* Task to complete:
Where the data below has the string "Office", return the whole line.

* Data records:
---+---
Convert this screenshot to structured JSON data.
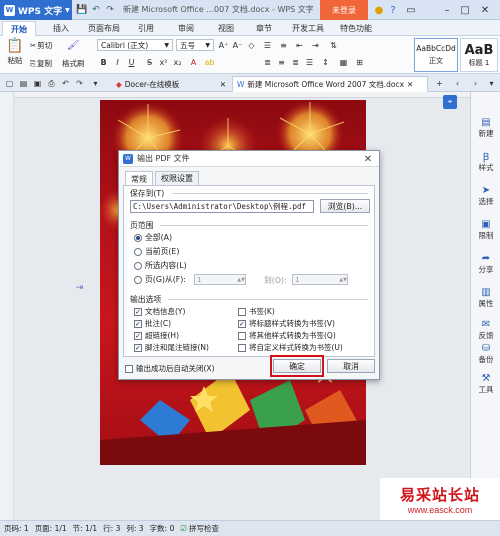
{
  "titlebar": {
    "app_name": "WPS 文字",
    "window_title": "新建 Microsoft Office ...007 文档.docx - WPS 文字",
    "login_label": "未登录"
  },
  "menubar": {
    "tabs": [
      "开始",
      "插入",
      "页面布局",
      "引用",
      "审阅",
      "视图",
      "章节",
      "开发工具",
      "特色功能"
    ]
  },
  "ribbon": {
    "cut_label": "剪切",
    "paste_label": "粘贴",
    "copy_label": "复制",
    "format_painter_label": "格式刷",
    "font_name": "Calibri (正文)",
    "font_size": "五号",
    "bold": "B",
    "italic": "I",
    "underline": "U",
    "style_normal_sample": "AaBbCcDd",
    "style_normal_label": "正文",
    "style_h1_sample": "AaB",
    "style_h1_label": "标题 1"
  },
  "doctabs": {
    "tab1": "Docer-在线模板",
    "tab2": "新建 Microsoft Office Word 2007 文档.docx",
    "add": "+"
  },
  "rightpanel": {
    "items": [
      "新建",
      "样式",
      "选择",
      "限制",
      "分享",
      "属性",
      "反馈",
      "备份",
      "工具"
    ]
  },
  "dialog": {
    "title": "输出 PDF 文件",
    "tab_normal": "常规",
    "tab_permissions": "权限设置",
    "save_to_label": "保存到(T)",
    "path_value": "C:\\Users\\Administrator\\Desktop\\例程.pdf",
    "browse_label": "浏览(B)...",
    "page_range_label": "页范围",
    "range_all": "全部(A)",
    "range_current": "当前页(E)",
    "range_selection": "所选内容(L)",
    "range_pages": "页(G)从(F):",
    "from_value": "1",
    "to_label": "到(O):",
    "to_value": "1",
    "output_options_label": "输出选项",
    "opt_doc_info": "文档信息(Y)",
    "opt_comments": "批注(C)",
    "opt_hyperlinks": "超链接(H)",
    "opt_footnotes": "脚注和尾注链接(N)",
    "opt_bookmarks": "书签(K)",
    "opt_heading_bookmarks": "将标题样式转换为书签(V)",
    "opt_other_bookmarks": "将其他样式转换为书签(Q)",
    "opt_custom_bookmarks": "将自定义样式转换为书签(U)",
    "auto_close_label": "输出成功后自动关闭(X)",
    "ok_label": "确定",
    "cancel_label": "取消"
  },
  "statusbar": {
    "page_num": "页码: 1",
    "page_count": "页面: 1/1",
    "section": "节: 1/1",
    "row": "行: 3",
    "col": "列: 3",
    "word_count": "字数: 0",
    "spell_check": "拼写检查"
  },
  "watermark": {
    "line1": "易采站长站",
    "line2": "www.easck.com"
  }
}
---+---
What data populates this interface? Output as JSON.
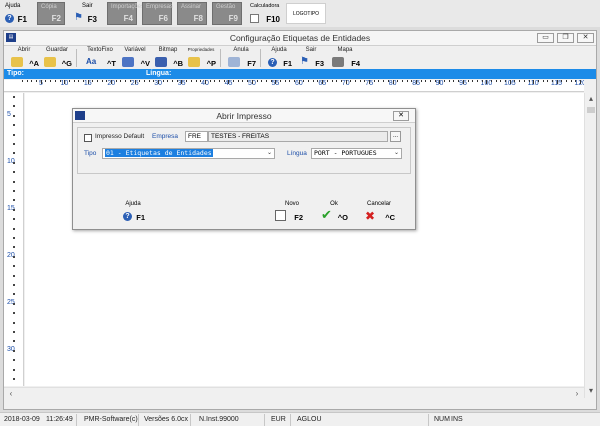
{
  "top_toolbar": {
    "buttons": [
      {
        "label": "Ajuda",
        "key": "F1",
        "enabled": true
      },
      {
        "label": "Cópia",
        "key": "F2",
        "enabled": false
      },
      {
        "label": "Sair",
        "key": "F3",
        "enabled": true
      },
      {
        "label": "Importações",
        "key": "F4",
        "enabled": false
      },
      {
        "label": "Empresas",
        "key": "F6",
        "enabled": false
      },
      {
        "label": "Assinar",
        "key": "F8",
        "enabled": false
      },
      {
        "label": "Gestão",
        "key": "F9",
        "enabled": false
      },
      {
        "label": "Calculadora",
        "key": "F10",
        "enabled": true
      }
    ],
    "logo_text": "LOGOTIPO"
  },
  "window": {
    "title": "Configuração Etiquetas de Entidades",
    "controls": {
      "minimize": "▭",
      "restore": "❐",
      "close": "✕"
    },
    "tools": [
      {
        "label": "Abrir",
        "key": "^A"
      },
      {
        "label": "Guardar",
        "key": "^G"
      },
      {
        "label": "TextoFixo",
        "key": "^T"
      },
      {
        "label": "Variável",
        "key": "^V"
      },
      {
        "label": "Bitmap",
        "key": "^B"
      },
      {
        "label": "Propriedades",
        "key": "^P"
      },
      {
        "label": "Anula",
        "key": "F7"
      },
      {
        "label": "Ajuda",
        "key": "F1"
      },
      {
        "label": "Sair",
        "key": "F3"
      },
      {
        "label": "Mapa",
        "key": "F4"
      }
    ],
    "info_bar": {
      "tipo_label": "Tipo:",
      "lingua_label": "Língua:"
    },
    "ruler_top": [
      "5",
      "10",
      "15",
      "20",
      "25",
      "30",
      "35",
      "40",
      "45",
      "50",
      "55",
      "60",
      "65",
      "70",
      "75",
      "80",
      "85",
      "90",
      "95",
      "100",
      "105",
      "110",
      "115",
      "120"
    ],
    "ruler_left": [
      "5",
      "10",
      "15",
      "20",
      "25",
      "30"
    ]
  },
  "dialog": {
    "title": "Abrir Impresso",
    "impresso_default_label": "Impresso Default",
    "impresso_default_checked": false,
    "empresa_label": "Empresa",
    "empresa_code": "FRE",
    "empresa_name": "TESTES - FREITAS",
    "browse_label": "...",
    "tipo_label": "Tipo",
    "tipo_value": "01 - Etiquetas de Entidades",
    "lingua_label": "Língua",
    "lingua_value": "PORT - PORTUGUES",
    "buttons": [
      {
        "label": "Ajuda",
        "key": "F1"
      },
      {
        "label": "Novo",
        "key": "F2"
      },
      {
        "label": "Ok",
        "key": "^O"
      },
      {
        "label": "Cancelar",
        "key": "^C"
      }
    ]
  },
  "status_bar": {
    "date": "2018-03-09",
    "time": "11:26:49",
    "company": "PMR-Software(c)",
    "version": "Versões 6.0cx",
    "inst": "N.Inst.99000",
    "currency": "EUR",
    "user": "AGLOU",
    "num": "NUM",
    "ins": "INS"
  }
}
---+---
* Completed exercise:
    "window_title": "新建 Microsoft Office ...007 文档.docx - WPS 文字",
    "tab2": "新建 Microsoft Office Word 2007 文档.docx",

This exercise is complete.